## start Data to process
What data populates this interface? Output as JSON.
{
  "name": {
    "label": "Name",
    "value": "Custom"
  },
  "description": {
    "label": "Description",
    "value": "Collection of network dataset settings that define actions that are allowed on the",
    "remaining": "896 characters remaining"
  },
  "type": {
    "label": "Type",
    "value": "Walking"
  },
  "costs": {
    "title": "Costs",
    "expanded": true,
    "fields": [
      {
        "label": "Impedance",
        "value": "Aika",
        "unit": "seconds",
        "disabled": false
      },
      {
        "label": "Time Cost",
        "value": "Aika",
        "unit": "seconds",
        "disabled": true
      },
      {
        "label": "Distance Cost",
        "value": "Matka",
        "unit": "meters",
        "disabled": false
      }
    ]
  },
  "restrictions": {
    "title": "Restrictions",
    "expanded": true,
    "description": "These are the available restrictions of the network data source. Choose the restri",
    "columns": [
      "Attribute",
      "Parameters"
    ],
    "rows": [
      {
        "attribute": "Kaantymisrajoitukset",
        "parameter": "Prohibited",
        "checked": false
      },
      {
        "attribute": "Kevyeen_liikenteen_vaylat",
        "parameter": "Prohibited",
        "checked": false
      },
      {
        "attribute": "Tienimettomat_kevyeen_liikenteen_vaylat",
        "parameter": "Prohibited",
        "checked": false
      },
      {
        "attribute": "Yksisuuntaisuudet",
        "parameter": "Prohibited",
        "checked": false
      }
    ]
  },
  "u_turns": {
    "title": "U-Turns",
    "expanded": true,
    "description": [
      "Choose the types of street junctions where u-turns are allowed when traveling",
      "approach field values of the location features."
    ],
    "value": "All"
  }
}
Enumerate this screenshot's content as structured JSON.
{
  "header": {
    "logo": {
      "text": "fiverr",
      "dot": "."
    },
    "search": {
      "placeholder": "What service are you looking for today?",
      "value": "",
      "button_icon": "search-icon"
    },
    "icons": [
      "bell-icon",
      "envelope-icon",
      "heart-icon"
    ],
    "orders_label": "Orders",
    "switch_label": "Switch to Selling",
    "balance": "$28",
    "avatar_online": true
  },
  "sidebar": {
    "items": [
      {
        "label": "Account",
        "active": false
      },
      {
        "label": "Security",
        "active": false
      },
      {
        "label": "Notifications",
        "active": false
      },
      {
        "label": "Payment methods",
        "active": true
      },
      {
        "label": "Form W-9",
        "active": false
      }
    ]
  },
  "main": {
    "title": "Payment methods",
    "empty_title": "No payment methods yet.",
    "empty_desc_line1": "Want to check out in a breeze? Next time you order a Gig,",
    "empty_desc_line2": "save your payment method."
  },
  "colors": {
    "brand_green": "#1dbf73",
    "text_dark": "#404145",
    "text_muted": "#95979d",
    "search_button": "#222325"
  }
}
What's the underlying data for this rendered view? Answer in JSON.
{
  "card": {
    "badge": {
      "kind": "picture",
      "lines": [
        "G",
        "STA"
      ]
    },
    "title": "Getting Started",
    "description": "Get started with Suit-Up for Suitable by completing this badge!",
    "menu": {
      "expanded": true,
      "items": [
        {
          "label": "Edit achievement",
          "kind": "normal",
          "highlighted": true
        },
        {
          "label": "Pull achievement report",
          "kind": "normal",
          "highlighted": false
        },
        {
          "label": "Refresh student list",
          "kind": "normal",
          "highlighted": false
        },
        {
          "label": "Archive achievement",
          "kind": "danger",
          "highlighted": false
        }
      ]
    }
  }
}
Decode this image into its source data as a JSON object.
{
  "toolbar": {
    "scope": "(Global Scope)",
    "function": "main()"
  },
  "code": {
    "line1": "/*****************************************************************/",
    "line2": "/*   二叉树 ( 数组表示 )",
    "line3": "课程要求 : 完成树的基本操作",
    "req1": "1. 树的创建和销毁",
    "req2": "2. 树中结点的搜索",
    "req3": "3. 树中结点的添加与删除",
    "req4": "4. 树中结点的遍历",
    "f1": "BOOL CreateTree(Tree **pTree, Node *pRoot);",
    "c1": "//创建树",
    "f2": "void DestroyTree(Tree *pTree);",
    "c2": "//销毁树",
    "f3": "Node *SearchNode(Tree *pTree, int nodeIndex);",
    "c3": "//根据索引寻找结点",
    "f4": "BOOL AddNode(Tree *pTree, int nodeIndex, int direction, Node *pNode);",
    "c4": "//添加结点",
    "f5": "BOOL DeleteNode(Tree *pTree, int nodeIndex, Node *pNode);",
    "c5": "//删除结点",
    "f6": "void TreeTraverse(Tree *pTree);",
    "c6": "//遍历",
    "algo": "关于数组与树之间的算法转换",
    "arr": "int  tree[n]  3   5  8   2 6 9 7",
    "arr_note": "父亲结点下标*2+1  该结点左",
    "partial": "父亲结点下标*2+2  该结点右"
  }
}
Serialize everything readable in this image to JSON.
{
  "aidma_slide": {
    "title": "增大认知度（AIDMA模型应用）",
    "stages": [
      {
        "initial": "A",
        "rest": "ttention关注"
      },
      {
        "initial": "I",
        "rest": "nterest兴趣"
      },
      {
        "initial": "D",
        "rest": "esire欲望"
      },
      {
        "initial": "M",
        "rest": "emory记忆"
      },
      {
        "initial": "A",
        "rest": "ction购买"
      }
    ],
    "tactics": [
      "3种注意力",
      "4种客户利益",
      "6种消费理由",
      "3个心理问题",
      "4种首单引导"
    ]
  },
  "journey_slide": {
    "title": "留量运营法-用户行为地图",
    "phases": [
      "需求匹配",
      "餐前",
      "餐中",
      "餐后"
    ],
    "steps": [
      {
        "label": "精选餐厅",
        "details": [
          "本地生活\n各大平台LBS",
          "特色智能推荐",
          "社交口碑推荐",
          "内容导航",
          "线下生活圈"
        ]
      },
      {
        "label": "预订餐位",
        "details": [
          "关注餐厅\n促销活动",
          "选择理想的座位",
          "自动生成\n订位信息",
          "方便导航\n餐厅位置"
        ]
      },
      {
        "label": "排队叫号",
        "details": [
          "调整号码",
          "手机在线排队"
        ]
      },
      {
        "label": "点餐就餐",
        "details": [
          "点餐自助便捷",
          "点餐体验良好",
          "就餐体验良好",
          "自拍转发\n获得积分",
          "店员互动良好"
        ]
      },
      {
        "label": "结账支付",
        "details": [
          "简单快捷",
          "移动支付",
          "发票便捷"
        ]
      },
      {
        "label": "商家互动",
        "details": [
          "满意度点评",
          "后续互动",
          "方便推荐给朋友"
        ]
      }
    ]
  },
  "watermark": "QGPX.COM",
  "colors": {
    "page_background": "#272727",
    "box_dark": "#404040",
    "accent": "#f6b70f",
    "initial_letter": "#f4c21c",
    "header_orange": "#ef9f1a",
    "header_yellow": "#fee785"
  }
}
## end Data to process
__Your instructions__:
Return the lines above exactly, keeping every word.

__Answer below__:
What data populates this interface? Output as JSON.
{
  "name": {
    "label": "Name",
    "value": "Custom"
  },
  "description": {
    "label": "Description",
    "value": "Collection of network dataset settings that define actions that are allowed on the",
    "remaining": "896 characters remaining"
  },
  "type": {
    "label": "Type",
    "value": "Walking"
  },
  "costs": {
    "title": "Costs",
    "expanded": true,
    "fields": [
      {
        "label": "Impedance",
        "value": "Aika",
        "unit": "seconds",
        "disabled": false
      },
      {
        "label": "Time Cost",
        "value": "Aika",
        "unit": "seconds",
        "disabled": true
      },
      {
        "label": "Distance Cost",
        "value": "Matka",
        "unit": "meters",
        "disabled": false
      }
    ]
  },
  "restrictions": {
    "title": "Restrictions",
    "expanded": true,
    "description": "These are the available restrictions of the network data source. Choose the restri",
    "columns": [
      "Attribute",
      "Parameters"
    ],
    "rows": [
      {
        "attribute": "Kaantymisrajoitukset",
        "parameter": "Prohibited",
        "checked": false
      },
      {
        "attribute": "Kevyeen_liikenteen_vaylat",
        "parameter": "Prohibited",
        "checked": false
      },
      {
        "attribute": "Tienimettomat_kevyeen_liikenteen_vaylat",
        "parameter": "Prohibited",
        "checked": false
      },
      {
        "attribute": "Yksisuuntaisuudet",
        "parameter": "Prohibited",
        "checked": false
      }
    ]
  },
  "u_turns": {
    "title": "U-Turns",
    "expanded": true,
    "description": [
      "Choose the types of street junctions where u-turns are allowed when traveling",
      "approach field values of the location features."
    ],
    "value": "All"
  }
}
Enumerate this screenshot's content as structured JSON.
{
  "header": {
    "logo": {
      "text": "fiverr",
      "dot": "."
    },
    "search": {
      "placeholder": "What service are you looking for today?",
      "value": "",
      "button_icon": "search-icon"
    },
    "icons": [
      "bell-icon",
      "envelope-icon",
      "heart-icon"
    ],
    "orders_label": "Orders",
    "switch_label": "Switch to Selling",
    "balance": "$28",
    "avatar_online": true
  },
  "sidebar": {
    "items": [
      {
        "label": "Account",
        "active": false
      },
      {
        "label": "Security",
        "active": false
      },
      {
        "label": "Notifications",
        "active": false
      },
      {
        "label": "Payment methods",
        "active": true
      },
      {
        "label": "Form W-9",
        "active": false
      }
    ]
  },
  "main": {
    "title": "Payment methods",
    "empty_title": "No payment methods yet.",
    "empty_desc_line1": "Want to check out in a breeze? Next time you order a Gig,",
    "empty_desc_line2": "save your payment method."
  },
  "colors": {
    "brand_green": "#1dbf73",
    "text_dark": "#404145",
    "text_muted": "#95979d",
    "search_button": "#222325"
  }
}
What's the underlying data for this rendered view? Answer in JSON.
{
  "card": {
    "badge": {
      "kind": "picture",
      "lines": [
        "G",
        "STA"
      ]
    },
    "title": "Getting Started",
    "description": "Get started with Suit-Up for Suitable by completing this badge!",
    "menu": {
      "expanded": true,
      "items": [
        {
          "label": "Edit achievement",
          "kind": "normal",
          "highlighted": true
        },
        {
          "label": "Pull achievement report",
          "kind": "normal",
          "highlighted": false
        },
        {
          "label": "Refresh student list",
          "kind": "normal",
          "highlighted": false
        },
        {
          "label": "Archive achievement",
          "kind": "danger",
          "highlighted": false
        }
      ]
    }
  }
}
Decode this image into its source data as a JSON object.
{
  "toolbar": {
    "scope": "(Global Scope)",
    "function": "main()"
  },
  "code": {
    "line1": "/*****************************************************************/",
    "line2": "/*   二叉树 ( 数组表示 )",
    "line3": "课程要求 : 完成树的基本操作",
    "req1": "1. 树的创建和销毁",
    "req2": "2. 树中结点的搜索",
    "req3": "3. 树中结点的添加与删除",
    "req4": "4. 树中结点的遍历",
    "f1": "BOOL CreateTree(Tree **pTree, Node *pRoot);",
    "c1": "//创建树",
    "f2": "void DestroyTree(Tree *pTree);",
    "c2": "//销毁树",
    "f3": "Node *SearchNode(Tree *pTree, int nodeIndex);",
    "c3": "//根据索引寻找结点",
    "f4": "BOOL AddNode(Tree *pTree, int nodeIndex, int direction, Node *pNode);",
    "c4": "//添加结点",
    "f5": "BOOL DeleteNode(Tree *pTree, int nodeIndex, Node *pNode);",
    "c5": "//删除结点",
    "f6": "void TreeTraverse(Tree *pTree);",
    "c6": "//遍历",
    "algo": "关于数组与树之间的算法转换",
    "arr": "int  tree[n]  3   5  8   2 6 9 7",
    "arr_note": "父亲结点下标*2+1  该结点左",
    "partial": "父亲结点下标*2+2  该结点右"
  }
}
Serialize everything readable in this image to JSON.
{
  "aidma_slide": {
    "title": "增大认知度（AIDMA模型应用）",
    "stages": [
      {
        "initial": "A",
        "rest": "ttention关注"
      },
      {
        "initial": "I",
        "rest": "nterest兴趣"
      },
      {
        "initial": "D",
        "rest": "esire欲望"
      },
      {
        "initial": "M",
        "rest": "emory记忆"
      },
      {
        "initial": "A",
        "rest": "ction购买"
      }
    ],
    "tactics": [
      "3种注意力",
      "4种客户利益",
      "6种消费理由",
      "3个心理问题",
      "4种首单引导"
    ]
  },
  "journey_slide": {
    "title": "留量运营法-用户行为地图",
    "phases": [
      "需求匹配",
      "餐前",
      "餐中",
      "餐后"
    ],
    "steps": [
      {
        "label": "精选餐厅",
        "details": [
          "本地生活\n各大平台LBS",
          "特色智能推荐",
          "社交口碑推荐",
          "内容导航",
          "线下生活圈"
        ]
      },
      {
        "label": "预订餐位",
        "details": [
          "关注餐厅\n促销活动",
          "选择理想的座位",
          "自动生成\n订位信息",
          "方便导航\n餐厅位置"
        ]
      },
      {
        "label": "排队叫号",
        "details": [
          "调整号码",
          "手机在线排队"
        ]
      },
      {
        "label": "点餐就餐",
        "details": [
          "点餐自助便捷",
          "点餐体验良好",
          "就餐体验良好",
          "自拍转发\n获得积分",
          "店员互动良好"
        ]
      },
      {
        "label": "结账支付",
        "details": [
          "简单快捷",
          "移动支付",
          "发票便捷"
        ]
      },
      {
        "label": "商家互动",
        "details": [
          "满意度点评",
          "后续互动",
          "方便推荐给朋友"
        ]
      }
    ]
  },
  "watermark": "QGPX.COM",
  "colors": {
    "page_background": "#272727",
    "box_dark": "#404040",
    "accent": "#f6b70f",
    "initial_letter": "#f4c21c",
    "header_orange": "#ef9f1a",
    "header_yellow": "#fee785"
  }
}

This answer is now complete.